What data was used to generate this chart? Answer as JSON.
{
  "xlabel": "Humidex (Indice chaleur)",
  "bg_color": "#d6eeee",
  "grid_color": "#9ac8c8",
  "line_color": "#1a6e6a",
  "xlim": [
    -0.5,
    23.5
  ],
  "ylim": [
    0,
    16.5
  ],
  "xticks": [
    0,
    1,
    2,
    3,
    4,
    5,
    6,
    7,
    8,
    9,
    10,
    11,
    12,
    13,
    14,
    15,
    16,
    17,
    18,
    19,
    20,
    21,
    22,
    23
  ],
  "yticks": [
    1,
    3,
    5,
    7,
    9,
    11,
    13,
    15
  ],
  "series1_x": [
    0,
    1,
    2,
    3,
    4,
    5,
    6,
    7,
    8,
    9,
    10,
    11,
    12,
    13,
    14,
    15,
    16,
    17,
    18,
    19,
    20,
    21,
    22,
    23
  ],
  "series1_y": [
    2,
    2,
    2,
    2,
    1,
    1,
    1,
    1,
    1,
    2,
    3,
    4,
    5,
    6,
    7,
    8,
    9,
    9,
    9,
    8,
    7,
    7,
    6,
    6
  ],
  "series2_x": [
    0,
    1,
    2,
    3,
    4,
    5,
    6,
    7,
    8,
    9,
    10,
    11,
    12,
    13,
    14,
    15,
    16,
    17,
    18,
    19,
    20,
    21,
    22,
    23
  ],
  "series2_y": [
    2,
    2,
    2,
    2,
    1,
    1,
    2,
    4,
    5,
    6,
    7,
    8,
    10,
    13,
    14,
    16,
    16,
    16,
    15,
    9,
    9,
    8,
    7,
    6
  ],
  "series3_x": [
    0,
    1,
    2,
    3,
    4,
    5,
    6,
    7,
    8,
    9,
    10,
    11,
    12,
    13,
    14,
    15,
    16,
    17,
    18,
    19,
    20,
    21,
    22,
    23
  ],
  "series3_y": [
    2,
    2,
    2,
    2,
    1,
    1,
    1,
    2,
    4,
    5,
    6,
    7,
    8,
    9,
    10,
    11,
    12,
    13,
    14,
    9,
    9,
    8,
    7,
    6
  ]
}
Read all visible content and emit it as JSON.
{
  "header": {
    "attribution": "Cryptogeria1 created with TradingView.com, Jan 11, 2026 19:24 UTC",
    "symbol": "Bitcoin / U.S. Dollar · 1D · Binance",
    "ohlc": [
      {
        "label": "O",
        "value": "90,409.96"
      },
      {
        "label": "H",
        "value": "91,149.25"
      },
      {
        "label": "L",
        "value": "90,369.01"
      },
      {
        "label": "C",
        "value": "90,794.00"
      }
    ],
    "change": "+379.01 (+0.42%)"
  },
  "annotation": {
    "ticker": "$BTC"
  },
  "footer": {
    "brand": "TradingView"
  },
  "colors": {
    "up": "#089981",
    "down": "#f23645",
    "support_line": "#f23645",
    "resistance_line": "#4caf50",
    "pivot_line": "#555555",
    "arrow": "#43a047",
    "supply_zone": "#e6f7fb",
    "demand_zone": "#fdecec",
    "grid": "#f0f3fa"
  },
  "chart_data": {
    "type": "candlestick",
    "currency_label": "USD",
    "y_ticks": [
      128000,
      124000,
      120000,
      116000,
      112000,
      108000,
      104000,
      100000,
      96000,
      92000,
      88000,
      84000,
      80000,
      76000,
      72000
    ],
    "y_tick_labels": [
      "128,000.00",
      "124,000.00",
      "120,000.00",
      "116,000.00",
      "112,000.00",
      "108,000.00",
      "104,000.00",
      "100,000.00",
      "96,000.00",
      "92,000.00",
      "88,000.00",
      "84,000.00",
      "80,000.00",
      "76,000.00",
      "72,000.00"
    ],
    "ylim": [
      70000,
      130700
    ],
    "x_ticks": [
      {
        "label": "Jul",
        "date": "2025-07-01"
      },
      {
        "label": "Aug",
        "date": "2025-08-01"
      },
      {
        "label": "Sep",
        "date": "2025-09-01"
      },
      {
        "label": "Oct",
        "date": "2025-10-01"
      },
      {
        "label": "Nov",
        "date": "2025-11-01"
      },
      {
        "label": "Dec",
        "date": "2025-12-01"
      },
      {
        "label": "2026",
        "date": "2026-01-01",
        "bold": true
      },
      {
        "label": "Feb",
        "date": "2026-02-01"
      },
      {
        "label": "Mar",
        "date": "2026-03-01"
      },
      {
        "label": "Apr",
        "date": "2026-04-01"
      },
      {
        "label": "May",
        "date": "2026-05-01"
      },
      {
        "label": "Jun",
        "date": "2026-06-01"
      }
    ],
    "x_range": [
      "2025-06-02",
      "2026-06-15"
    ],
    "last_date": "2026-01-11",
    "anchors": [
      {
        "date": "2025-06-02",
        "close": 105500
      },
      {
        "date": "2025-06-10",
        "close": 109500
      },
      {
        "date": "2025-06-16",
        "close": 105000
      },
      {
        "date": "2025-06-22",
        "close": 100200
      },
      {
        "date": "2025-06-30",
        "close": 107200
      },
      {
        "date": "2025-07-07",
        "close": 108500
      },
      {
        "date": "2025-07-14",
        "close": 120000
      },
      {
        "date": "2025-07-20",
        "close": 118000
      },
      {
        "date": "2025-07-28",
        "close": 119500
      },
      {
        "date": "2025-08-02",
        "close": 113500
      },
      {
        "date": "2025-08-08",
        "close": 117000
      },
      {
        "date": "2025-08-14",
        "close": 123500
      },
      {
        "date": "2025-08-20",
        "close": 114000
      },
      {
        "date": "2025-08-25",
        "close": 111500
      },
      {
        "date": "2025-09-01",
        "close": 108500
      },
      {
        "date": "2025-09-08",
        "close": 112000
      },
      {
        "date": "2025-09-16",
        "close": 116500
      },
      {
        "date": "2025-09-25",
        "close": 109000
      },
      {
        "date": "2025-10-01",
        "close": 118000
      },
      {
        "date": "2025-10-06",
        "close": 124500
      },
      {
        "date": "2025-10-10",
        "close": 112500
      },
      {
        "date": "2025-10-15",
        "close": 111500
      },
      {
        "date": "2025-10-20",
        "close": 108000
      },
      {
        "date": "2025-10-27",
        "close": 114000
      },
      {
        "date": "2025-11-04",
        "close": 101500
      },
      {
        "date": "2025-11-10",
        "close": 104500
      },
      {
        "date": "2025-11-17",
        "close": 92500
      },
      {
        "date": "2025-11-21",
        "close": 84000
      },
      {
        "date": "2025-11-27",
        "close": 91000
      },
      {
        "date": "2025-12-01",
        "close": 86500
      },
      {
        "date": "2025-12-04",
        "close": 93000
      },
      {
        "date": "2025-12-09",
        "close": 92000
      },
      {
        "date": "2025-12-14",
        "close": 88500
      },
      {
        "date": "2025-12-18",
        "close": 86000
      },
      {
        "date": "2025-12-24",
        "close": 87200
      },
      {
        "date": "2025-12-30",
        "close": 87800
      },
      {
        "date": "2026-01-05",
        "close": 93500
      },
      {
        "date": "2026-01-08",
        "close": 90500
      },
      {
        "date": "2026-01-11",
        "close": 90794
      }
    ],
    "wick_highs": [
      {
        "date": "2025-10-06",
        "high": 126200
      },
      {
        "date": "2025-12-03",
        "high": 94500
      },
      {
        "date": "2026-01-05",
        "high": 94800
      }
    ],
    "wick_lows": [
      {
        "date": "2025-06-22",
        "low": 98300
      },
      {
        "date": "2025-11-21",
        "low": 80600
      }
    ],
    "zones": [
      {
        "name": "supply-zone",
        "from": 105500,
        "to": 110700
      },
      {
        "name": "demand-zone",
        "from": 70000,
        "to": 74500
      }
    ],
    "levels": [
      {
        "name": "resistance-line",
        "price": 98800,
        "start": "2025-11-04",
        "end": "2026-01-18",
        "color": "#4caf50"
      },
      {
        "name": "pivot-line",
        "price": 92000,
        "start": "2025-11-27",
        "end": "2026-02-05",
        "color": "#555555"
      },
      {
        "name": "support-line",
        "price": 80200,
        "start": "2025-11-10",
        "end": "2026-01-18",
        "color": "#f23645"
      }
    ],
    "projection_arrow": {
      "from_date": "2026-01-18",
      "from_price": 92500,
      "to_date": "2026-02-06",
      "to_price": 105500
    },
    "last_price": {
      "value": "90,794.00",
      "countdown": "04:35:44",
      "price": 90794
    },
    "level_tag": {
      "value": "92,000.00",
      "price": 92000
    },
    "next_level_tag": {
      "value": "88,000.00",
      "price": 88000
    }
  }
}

----------

:: The problem ::
Extract each line holding the string "TradingView".

:: Correct answer ::
    "attribution": "Cryptogeria1 created with TradingView.com, Jan 11, 2026 19:24 UTC",
    "brand": "TradingView"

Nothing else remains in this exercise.